# START OF Exercise materials

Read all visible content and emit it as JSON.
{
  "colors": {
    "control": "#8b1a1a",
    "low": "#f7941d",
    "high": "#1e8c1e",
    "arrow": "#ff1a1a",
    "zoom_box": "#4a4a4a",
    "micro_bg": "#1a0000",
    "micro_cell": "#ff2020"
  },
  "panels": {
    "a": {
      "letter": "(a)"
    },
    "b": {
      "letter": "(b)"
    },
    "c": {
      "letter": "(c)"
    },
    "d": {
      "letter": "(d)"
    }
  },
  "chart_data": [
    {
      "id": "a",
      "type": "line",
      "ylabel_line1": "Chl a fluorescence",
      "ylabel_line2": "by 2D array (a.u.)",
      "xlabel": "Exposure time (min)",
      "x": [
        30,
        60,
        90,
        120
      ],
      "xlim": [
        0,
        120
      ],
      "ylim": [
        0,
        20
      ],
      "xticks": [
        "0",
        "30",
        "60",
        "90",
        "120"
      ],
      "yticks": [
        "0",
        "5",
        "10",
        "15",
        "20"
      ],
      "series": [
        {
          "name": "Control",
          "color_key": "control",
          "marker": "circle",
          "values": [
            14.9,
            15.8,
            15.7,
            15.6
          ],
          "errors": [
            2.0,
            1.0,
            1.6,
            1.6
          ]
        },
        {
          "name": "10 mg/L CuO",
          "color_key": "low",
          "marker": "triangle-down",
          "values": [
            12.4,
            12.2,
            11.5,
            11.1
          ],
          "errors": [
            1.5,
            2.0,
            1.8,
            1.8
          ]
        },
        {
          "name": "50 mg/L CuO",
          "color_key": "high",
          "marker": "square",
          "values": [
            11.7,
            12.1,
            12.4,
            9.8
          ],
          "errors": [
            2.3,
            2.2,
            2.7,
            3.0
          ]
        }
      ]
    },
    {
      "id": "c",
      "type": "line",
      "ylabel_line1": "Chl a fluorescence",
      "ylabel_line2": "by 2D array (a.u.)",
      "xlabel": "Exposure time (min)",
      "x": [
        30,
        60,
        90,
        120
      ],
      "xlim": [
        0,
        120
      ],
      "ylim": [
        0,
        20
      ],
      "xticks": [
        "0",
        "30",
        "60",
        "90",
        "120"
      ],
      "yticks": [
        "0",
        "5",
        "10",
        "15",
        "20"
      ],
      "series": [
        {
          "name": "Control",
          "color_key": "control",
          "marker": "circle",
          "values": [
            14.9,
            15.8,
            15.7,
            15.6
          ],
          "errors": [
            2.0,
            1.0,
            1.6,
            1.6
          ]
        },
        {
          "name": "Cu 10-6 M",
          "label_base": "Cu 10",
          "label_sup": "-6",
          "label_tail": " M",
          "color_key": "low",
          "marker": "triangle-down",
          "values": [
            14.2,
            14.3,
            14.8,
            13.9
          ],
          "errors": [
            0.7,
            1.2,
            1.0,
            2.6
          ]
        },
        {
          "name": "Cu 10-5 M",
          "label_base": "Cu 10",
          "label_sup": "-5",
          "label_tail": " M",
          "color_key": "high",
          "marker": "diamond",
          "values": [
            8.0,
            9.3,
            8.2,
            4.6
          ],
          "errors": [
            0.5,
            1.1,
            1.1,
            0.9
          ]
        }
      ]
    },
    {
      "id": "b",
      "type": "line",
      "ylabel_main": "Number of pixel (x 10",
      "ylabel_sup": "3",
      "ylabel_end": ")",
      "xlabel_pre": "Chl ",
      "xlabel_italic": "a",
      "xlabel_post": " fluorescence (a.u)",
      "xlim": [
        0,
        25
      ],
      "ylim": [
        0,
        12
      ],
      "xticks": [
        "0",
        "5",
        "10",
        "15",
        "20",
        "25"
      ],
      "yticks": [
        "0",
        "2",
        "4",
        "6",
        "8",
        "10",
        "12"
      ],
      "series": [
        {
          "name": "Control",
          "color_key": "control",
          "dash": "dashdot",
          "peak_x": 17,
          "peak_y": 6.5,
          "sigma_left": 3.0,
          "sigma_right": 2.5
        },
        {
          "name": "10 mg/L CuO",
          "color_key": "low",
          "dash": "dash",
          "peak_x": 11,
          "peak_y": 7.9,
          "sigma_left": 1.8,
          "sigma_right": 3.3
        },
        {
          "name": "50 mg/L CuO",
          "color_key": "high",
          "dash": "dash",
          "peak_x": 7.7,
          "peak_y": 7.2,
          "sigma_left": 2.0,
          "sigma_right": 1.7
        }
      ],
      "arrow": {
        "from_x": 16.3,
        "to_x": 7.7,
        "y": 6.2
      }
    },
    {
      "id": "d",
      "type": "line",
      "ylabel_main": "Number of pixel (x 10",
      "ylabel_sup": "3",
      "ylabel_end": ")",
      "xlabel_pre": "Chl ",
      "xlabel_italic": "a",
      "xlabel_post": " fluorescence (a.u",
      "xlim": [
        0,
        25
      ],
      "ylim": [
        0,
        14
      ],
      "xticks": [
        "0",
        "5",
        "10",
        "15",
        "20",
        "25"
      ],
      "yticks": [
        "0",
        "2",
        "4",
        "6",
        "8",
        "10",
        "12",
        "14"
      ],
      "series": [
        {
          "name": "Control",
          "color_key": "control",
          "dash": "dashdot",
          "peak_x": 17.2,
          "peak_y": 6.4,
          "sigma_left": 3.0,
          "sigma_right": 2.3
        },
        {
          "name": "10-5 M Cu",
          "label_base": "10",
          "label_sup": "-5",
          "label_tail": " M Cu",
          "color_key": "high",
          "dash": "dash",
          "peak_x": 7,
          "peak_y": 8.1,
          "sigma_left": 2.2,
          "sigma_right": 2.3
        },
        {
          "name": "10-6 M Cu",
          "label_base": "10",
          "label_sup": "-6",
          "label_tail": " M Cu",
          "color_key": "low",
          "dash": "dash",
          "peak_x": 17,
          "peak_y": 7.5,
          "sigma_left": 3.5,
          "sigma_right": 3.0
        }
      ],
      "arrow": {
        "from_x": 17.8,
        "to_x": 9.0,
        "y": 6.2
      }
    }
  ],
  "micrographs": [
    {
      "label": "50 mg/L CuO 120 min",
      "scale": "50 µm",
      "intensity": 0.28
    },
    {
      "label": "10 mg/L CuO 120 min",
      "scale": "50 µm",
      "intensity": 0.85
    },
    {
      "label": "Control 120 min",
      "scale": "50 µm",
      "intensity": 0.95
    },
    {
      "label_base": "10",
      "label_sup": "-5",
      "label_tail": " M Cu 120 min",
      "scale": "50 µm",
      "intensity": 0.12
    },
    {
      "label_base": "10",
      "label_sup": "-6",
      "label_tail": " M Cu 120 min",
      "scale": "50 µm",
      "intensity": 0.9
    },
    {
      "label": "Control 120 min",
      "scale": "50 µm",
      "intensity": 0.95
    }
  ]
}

# END OF Exercise materials

• Objective: Return the listing above in its exact form.

• Written solution:
Read all visible content and emit it as JSON.
{
  "colors": {
    "control": "#8b1a1a",
    "low": "#f7941d",
    "high": "#1e8c1e",
    "arrow": "#ff1a1a",
    "zoom_box": "#4a4a4a",
    "micro_bg": "#1a0000",
    "micro_cell": "#ff2020"
  },
  "panels": {
    "a": {
      "letter": "(a)"
    },
    "b": {
      "letter": "(b)"
    },
    "c": {
      "letter": "(c)"
    },
    "d": {
      "letter": "(d)"
    }
  },
  "chart_data": [
    {
      "id": "a",
      "type": "line",
      "ylabel_line1": "Chl a fluorescence",
      "ylabel_line2": "by 2D array (a.u.)",
      "xlabel": "Exposure time (min)",
      "x": [
        30,
        60,
        90,
        120
      ],
      "xlim": [
        0,
        120
      ],
      "ylim": [
        0,
        20
      ],
      "xticks": [
        "0",
        "30",
        "60",
        "90",
        "120"
      ],
      "yticks": [
        "0",
        "5",
        "10",
        "15",
        "20"
      ],
      "series": [
        {
          "name": "Control",
          "color_key": "control",
          "marker": "circle",
          "values": [
            14.9,
            15.8,
            15.7,
            15.6
          ],
          "errors": [
            2.0,
            1.0,
            1.6,
            1.6
          ]
        },
        {
          "name": "10 mg/L CuO",
          "color_key": "low",
          "marker": "triangle-down",
          "values": [
            12.4,
            12.2,
            11.5,
            11.1
          ],
          "errors": [
            1.5,
            2.0,
            1.8,
            1.8
          ]
        },
        {
          "name": "50 mg/L CuO",
          "color_key": "high",
          "marker": "square",
          "values": [
            11.7,
            12.1,
            12.4,
            9.8
          ],
          "errors": [
            2.3,
            2.2,
            2.7,
            3.0
          ]
        }
      ]
    },
    {
      "id": "c",
      "type": "line",
      "ylabel_line1": "Chl a fluorescence",
      "ylabel_line2": "by 2D array (a.u.)",
      "xlabel": "Exposure time (min)",
      "x": [
        30,
        60,
        90,
        120
      ],
      "xlim": [
        0,
        120
      ],
      "ylim": [
        0,
        20
      ],
      "xticks": [
        "0",
        "30",
        "60",
        "90",
        "120"
      ],
      "yticks": [
        "0",
        "5",
        "10",
        "15",
        "20"
      ],
      "series": [
        {
          "name": "Control",
          "color_key": "control",
          "marker": "circle",
          "values": [
            14.9,
            15.8,
            15.7,
            15.6
          ],
          "errors": [
            2.0,
            1.0,
            1.6,
            1.6
          ]
        },
        {
          "name": "Cu 10-6 M",
          "label_base": "Cu 10",
          "label_sup": "-6",
          "label_tail": " M",
          "color_key": "low",
          "marker": "triangle-down",
          "values": [
            14.2,
            14.3,
            14.8,
            13.9
          ],
          "errors": [
            0.7,
            1.2,
            1.0,
            2.6
          ]
        },
        {
          "name": "Cu 10-5 M",
          "label_base": "Cu 10",
          "label_sup": "-5",
          "label_tail": " M",
          "color_key": "high",
          "marker": "diamond",
          "values": [
            8.0,
            9.3,
            8.2,
            4.6
          ],
          "errors": [
            0.5,
            1.1,
            1.1,
            0.9
          ]
        }
      ]
    },
    {
      "id": "b",
      "type": "line",
      "ylabel_main": "Number of pixel (x 10",
      "ylabel_sup": "3",
      "ylabel_end": ")",
      "xlabel_pre": "Chl ",
      "xlabel_italic": "a",
      "xlabel_post": " fluorescence (a.u)",
      "xlim": [
        0,
        25
      ],
      "ylim": [
        0,
        12
      ],
      "xticks": [
        "0",
        "5",
        "10",
        "15",
        "20",
        "25"
      ],
      "yticks": [
        "0",
        "2",
        "4",
        "6",
        "8",
        "10",
        "12"
      ],
      "series": [
        {
          "name": "Control",
          "color_key": "control",
          "dash": "dashdot",
          "peak_x": 17,
          "peak_y": 6.5,
          "sigma_left": 3.0,
          "sigma_right": 2.5
        },
        {
          "name": "10 mg/L CuO",
          "color_key": "low",
          "dash": "dash",
          "peak_x": 11,
          "peak_y": 7.9,
          "sigma_left": 1.8,
          "sigma_right": 3.3
        },
        {
          "name": "50 mg/L CuO",
          "color_key": "high",
          "dash": "dash",
          "peak_x": 7.7,
          "peak_y": 7.2,
          "sigma_left": 2.0,
          "sigma_right": 1.7
        }
      ],
      "arrow": {
        "from_x": 16.3,
        "to_x": 7.7,
        "y": 6.2
      }
    },
    {
      "id": "d",
      "type": "line",
      "ylabel_main": "Number of pixel (x 10",
      "ylabel_sup": "3",
      "ylabel_end": ")",
      "xlabel_pre": "Chl ",
      "xlabel_italic": "a",
      "xlabel_post": " fluorescence (a.u",
      "xlim": [
        0,
        25
      ],
      "ylim": [
        0,
        14
      ],
      "xticks": [
        "0",
        "5",
        "10",
        "15",
        "20",
        "25"
      ],
      "yticks": [
        "0",
        "2",
        "4",
        "6",
        "8",
        "10",
        "12",
        "14"
      ],
      "series": [
        {
          "name": "Control",
          "color_key": "control",
          "dash": "dashdot",
          "peak_x": 17.2,
          "peak_y": 6.4,
          "sigma_left": 3.0,
          "sigma_right": 2.3
        },
        {
          "name": "10-5 M Cu",
          "label_base": "10",
          "label_sup": "-5",
          "label_tail": " M Cu",
          "color_key": "high",
          "dash": "dash",
          "peak_x": 7,
          "peak_y": 8.1,
          "sigma_left": 2.2,
          "sigma_right": 2.3
        },
        {
          "name": "10-6 M Cu",
          "label_base": "10",
          "label_sup": "-6",
          "label_tail": " M Cu",
          "color_key": "low",
          "dash": "dash",
          "peak_x": 17,
          "peak_y": 7.5,
          "sigma_left": 3.5,
          "sigma_right": 3.0
        }
      ],
      "arrow": {
        "from_x": 17.8,
        "to_x": 9.0,
        "y": 6.2
      }
    }
  ],
  "micrographs": [
    {
      "label": "50 mg/L CuO 120 min",
      "scale": "50 µm",
      "intensity": 0.28
    },
    {
      "label": "10 mg/L CuO 120 min",
      "scale": "50 µm",
      "intensity": 0.85
    },
    {
      "label": "Control 120 min",
      "scale": "50 µm",
      "intensity": 0.95
    },
    {
      "label_base": "10",
      "label_sup": "-5",
      "label_tail": " M Cu 120 min",
      "scale": "50 µm",
      "intensity": 0.12
    },
    {
      "label_base": "10",
      "label_sup": "-6",
      "label_tail": " M Cu 120 min",
      "scale": "50 µm",
      "intensity": 0.9
    },
    {
      "label": "Control 120 min",
      "scale": "50 µm",
      "intensity": 0.95
    }
  ]
}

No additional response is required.